----- Material for the task
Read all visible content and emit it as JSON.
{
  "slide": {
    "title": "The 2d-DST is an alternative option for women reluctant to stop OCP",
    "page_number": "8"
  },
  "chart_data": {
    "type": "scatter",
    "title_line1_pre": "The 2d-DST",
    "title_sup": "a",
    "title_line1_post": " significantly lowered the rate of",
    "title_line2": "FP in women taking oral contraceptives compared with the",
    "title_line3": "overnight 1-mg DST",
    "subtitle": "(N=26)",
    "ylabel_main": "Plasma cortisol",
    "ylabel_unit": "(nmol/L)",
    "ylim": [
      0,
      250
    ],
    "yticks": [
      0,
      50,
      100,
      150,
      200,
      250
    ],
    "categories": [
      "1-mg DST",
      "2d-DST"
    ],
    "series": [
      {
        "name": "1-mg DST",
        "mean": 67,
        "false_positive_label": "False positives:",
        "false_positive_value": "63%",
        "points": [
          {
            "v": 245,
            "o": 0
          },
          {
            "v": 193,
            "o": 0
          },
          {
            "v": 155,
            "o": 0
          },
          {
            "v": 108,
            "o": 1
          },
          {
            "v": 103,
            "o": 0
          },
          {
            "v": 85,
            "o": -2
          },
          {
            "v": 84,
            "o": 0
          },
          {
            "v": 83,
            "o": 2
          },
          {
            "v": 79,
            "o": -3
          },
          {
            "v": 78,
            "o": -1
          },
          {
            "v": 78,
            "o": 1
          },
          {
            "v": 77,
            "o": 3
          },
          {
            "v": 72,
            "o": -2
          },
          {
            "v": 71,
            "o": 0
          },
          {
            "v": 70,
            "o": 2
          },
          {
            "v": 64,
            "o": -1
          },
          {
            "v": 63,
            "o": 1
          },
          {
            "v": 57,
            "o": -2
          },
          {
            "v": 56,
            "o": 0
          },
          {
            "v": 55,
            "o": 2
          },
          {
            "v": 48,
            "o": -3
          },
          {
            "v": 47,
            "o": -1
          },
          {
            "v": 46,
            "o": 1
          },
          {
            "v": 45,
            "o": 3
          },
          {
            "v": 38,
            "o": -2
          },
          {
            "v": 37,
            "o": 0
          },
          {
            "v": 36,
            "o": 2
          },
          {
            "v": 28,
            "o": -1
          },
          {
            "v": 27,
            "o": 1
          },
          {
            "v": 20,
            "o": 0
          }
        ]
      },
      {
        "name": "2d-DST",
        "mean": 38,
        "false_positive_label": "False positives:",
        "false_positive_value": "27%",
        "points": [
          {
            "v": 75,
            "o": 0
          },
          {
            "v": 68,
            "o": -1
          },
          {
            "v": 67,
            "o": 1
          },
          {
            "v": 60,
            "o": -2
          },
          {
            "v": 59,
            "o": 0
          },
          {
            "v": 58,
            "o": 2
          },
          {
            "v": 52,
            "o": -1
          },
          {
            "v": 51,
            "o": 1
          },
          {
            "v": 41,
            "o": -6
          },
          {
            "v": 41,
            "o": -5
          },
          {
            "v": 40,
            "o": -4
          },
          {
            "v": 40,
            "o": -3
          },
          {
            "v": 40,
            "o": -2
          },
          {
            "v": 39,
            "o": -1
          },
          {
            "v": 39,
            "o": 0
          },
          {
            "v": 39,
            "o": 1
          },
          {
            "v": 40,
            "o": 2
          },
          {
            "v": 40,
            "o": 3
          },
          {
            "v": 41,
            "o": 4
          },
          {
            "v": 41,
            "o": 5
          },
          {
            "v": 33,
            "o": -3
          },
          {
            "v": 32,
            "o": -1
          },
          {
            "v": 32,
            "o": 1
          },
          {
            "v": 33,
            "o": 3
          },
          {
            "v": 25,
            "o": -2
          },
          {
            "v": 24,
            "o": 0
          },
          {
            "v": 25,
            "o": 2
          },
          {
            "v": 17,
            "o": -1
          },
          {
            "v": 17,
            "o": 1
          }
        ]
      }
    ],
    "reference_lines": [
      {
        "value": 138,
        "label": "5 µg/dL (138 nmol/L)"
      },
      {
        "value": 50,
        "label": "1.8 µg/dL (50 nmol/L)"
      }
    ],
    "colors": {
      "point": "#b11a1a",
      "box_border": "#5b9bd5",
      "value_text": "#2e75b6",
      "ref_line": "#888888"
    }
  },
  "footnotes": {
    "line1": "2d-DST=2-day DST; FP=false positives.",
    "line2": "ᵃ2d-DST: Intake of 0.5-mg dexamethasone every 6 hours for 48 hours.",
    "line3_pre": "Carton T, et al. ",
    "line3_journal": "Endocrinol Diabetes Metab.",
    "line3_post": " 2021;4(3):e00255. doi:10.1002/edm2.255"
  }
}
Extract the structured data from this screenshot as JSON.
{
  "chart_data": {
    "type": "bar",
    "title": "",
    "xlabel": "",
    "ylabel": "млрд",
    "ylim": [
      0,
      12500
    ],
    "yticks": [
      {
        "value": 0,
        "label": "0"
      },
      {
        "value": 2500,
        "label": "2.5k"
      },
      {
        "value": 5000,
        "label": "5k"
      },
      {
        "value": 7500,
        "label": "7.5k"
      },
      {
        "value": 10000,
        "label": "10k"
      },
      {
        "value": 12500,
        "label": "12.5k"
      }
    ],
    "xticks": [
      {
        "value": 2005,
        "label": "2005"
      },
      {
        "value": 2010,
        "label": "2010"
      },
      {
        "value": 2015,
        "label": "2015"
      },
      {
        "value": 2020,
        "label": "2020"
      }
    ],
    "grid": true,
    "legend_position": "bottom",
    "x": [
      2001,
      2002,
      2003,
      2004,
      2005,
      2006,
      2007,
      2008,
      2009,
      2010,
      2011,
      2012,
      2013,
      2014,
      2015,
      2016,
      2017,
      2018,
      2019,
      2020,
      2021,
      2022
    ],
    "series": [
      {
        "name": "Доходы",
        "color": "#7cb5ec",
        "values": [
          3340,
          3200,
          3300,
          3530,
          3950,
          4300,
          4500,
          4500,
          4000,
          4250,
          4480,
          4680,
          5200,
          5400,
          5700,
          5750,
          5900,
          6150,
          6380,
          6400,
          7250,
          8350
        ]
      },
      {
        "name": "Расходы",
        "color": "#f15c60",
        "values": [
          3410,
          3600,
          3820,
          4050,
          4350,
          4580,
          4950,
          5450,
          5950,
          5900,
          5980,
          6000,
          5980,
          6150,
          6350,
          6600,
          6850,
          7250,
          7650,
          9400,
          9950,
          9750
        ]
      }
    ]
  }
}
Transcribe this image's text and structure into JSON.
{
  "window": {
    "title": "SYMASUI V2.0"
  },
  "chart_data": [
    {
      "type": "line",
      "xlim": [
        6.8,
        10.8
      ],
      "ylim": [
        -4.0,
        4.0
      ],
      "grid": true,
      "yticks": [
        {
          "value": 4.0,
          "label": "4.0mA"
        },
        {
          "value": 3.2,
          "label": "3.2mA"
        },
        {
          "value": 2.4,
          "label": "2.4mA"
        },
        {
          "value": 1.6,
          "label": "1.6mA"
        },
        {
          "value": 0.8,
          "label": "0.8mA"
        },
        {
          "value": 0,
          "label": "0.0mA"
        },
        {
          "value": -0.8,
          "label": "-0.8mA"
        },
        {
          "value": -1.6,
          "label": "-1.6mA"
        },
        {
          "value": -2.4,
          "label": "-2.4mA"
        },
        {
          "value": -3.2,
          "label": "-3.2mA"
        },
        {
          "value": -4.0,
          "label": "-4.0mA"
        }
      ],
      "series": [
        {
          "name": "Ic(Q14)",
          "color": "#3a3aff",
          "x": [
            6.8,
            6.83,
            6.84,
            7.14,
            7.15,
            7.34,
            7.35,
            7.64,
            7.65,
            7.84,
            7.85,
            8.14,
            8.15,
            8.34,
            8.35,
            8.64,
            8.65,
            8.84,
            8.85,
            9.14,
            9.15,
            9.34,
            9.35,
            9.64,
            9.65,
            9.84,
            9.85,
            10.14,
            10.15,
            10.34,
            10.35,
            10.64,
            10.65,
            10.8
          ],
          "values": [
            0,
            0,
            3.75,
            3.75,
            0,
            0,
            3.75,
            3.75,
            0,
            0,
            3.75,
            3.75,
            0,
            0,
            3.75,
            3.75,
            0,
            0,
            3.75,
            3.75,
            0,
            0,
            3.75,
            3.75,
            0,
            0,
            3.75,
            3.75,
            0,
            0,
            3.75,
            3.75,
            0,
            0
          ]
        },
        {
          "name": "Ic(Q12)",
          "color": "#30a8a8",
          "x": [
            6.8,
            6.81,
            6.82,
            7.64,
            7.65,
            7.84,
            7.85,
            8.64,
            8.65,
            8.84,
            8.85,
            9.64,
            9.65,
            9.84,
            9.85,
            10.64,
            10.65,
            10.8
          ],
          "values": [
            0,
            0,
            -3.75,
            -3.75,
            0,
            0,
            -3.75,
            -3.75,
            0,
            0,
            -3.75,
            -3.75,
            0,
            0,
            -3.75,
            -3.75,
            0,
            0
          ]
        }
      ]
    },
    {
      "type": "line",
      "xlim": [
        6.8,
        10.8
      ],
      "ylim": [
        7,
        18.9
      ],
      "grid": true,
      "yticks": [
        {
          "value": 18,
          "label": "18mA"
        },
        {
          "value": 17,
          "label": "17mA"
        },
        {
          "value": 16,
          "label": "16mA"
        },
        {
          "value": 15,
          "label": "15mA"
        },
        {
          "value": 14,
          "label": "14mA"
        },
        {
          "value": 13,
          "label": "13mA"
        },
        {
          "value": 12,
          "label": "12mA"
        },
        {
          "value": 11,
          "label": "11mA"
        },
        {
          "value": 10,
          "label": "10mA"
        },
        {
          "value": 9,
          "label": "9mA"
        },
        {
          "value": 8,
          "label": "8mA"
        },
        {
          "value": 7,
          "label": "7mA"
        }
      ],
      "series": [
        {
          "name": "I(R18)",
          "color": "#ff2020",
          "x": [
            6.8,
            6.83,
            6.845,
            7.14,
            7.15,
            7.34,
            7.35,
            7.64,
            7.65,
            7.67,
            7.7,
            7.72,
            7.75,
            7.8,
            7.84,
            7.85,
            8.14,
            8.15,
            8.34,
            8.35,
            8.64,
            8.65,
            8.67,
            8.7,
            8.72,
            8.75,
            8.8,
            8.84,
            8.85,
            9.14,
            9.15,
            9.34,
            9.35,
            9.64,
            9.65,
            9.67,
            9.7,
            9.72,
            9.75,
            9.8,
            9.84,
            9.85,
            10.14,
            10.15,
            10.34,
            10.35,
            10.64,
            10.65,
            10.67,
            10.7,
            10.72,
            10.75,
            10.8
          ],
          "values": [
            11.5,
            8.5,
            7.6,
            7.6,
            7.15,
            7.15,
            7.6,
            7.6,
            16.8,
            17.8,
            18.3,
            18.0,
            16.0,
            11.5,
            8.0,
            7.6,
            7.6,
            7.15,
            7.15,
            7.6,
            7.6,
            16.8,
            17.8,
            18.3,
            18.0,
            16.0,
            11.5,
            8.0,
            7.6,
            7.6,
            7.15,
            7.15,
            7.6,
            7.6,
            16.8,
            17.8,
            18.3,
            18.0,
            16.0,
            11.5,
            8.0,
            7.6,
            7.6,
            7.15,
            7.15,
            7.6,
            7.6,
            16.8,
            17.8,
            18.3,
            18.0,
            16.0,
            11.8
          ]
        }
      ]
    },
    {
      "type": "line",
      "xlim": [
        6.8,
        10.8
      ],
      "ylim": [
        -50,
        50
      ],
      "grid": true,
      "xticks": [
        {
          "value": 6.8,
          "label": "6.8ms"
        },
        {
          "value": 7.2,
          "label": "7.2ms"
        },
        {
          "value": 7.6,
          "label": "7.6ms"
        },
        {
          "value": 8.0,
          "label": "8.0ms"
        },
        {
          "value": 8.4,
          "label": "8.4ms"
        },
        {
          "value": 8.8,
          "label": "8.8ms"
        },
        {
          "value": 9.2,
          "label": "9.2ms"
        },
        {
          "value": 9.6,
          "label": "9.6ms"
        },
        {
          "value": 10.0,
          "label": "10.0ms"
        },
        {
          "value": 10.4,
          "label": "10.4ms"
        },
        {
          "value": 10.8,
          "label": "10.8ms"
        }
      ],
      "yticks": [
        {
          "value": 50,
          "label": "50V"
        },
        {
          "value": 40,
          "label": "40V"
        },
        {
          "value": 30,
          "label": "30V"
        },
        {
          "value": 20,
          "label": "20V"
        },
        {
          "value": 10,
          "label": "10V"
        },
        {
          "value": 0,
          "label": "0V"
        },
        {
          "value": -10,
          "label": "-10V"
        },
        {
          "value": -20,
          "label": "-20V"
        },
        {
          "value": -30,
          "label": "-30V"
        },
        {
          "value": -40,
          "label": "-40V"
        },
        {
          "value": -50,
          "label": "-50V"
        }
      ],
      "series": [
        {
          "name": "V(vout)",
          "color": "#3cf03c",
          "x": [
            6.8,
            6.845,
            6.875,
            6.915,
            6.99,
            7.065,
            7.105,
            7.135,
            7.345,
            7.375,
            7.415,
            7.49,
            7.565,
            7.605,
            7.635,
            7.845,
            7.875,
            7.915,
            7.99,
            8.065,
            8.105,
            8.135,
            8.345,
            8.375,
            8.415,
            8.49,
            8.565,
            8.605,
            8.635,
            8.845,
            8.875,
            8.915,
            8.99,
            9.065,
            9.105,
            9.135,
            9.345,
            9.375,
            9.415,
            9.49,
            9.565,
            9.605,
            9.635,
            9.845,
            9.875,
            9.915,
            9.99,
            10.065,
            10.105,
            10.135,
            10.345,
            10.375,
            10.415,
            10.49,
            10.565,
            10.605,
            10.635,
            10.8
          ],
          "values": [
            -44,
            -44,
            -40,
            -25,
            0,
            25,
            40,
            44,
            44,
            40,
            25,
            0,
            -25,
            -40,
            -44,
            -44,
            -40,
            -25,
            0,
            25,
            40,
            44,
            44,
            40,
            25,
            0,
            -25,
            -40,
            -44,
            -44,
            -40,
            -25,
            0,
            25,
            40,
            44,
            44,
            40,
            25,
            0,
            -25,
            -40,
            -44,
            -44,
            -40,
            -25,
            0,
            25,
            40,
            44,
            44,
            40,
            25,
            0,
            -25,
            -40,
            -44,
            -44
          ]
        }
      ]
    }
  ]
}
----------
(Given exercise)
Which lines hold the string "this"? List them all.

(Problem solution)
Extract the structured data from this screenshot as JSON.
Transcribe this image's text and structure into JSON.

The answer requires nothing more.